▶ **TASK INSTRUCTIONS**
Omit all images, then return the remaining material exactly as it stands.

▶ **SUPPLIED ENTRIES**
-.-.-
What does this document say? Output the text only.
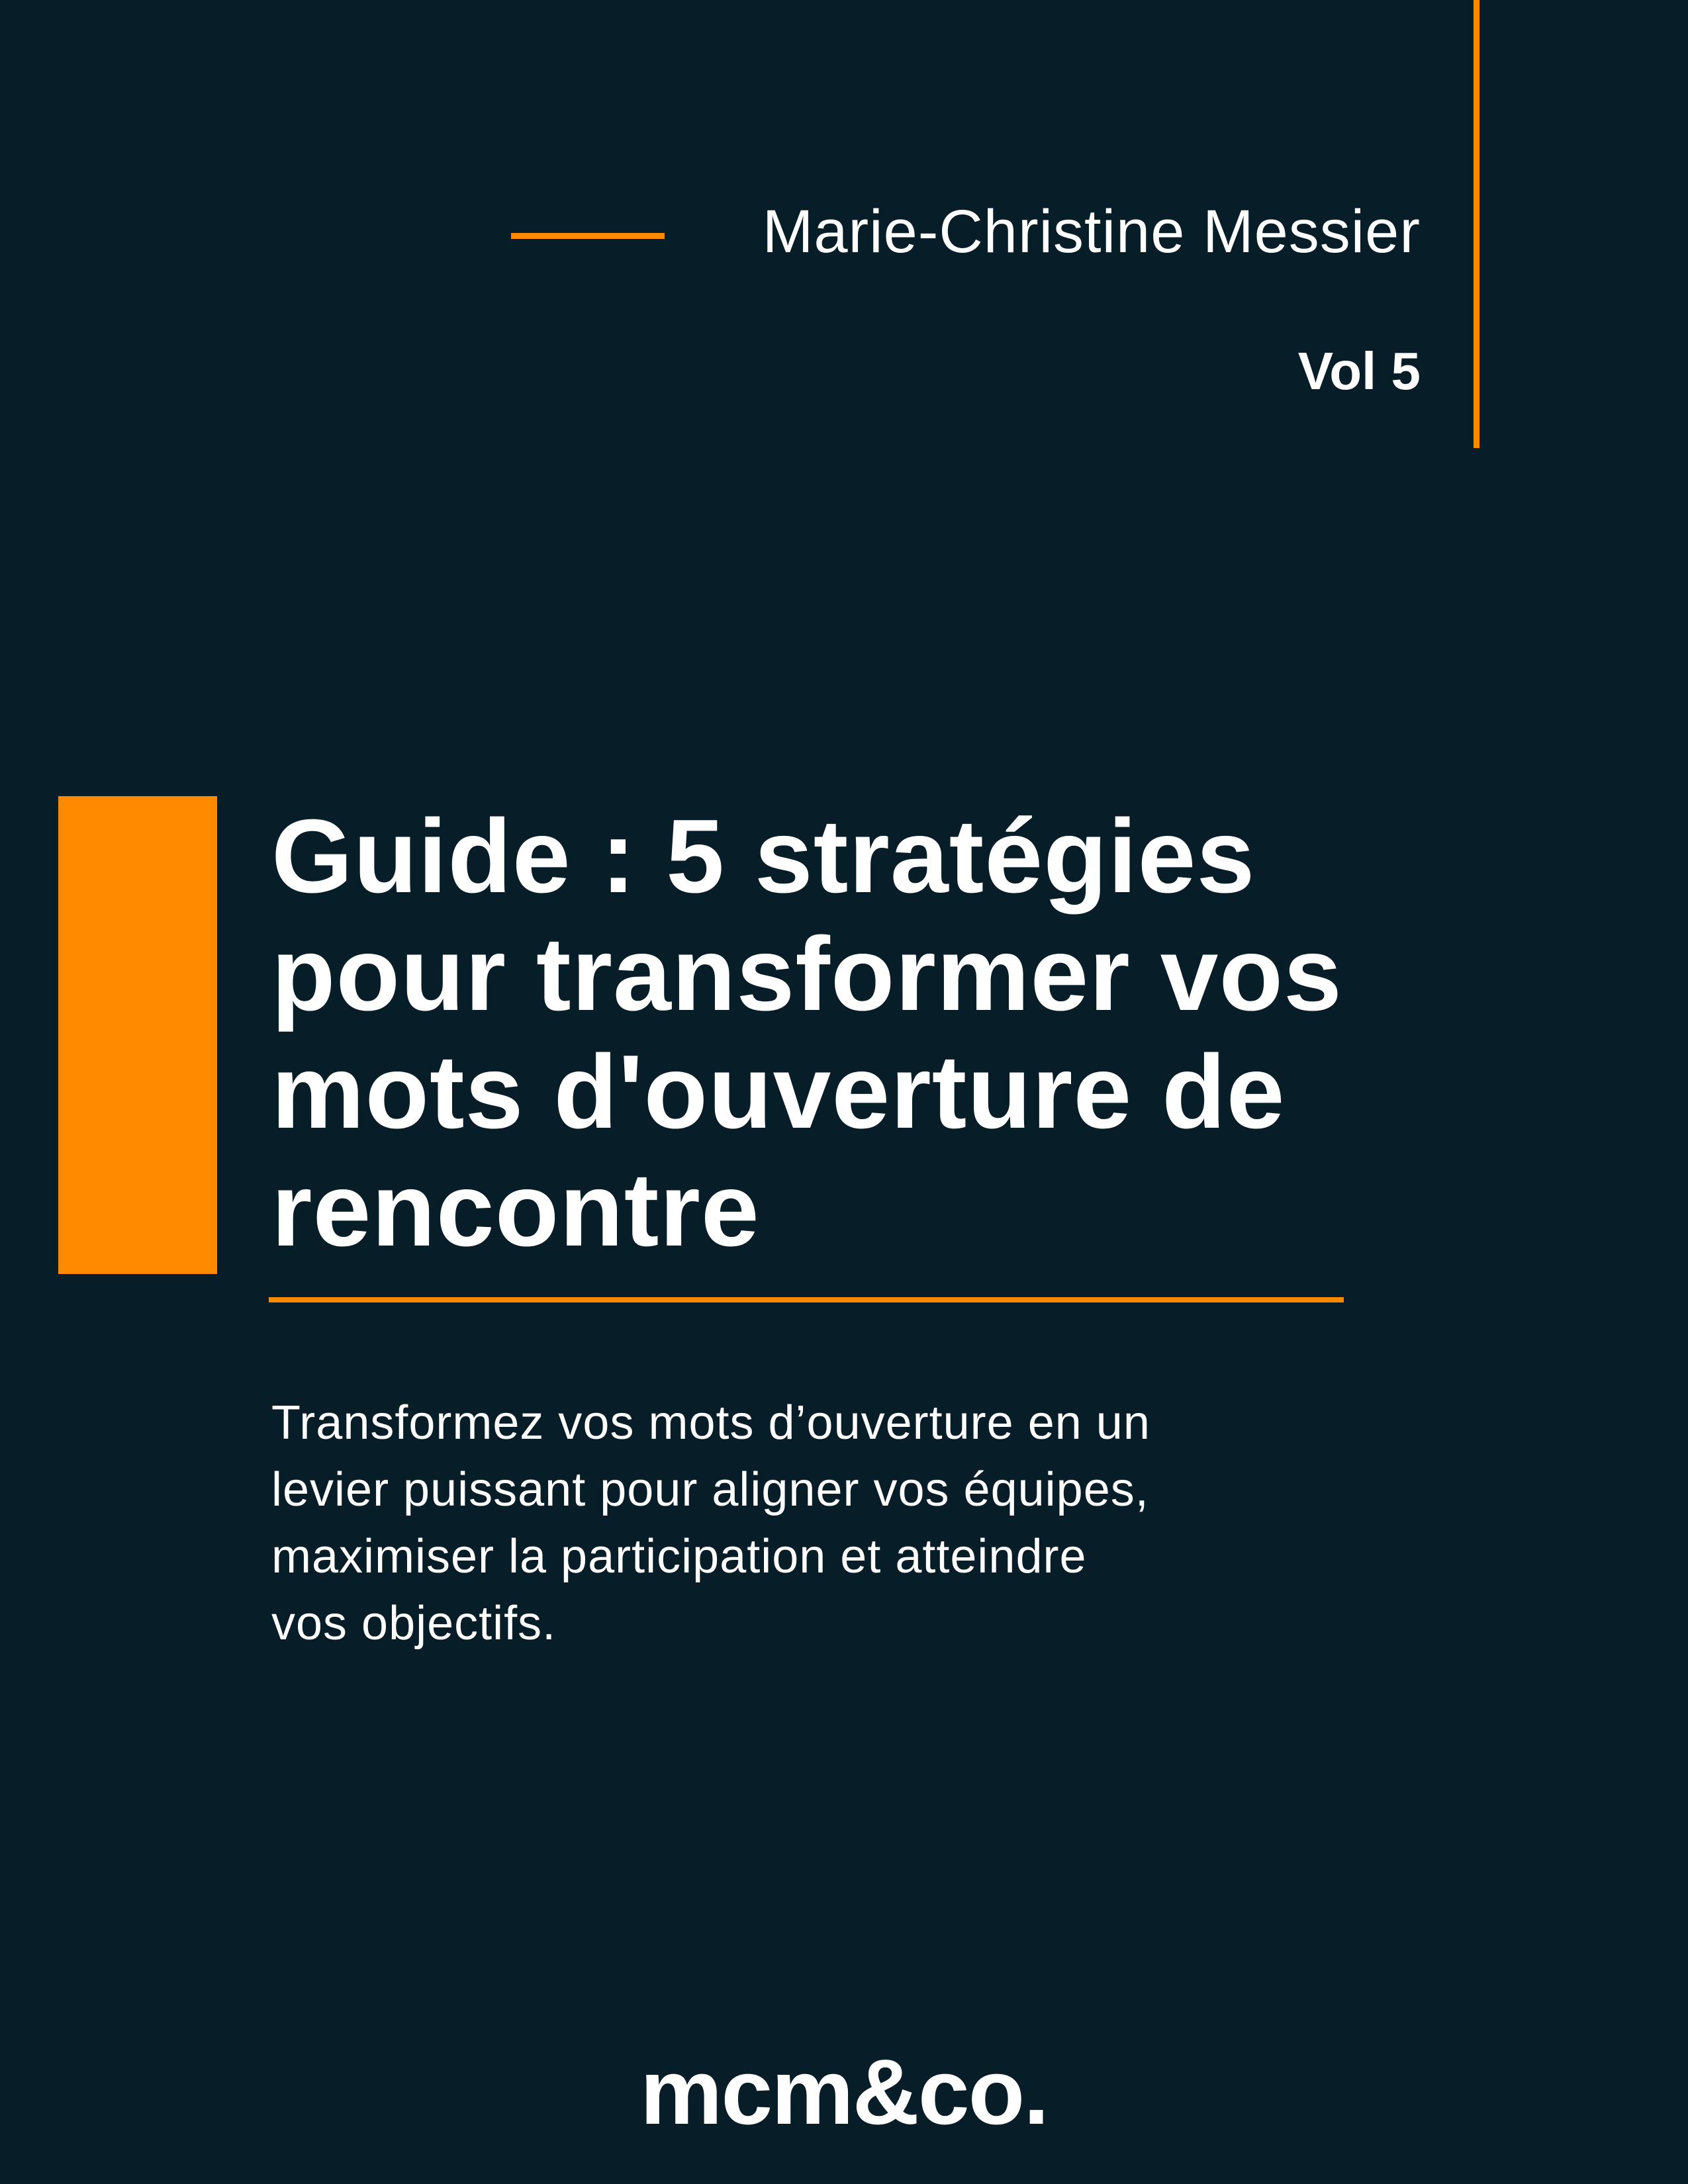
Marie-Christine Messier
Vol 5
Guide : 5 stratégies
pour transformer vos
mots d'ouverture de
rencontre
Transformez vos mots d’ouverture en un
levier puissant pour aligner vos équipes,
maximiser la participation et atteindre
vos objectifs.
mcm&co.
-.-.-
▶ **TASK RESPONSE**
What does this document say? Output the text only.
Marie-Christine Messier
Vol 5
Guide : 5 stratégies
pour transformer vos
mots d'ouverture de
rencontre
Transformez vos mots d’ouverture en un
levier puissant pour aligner vos équipes,
maximiser la participation et atteindre
vos objectifs.
mcm&co.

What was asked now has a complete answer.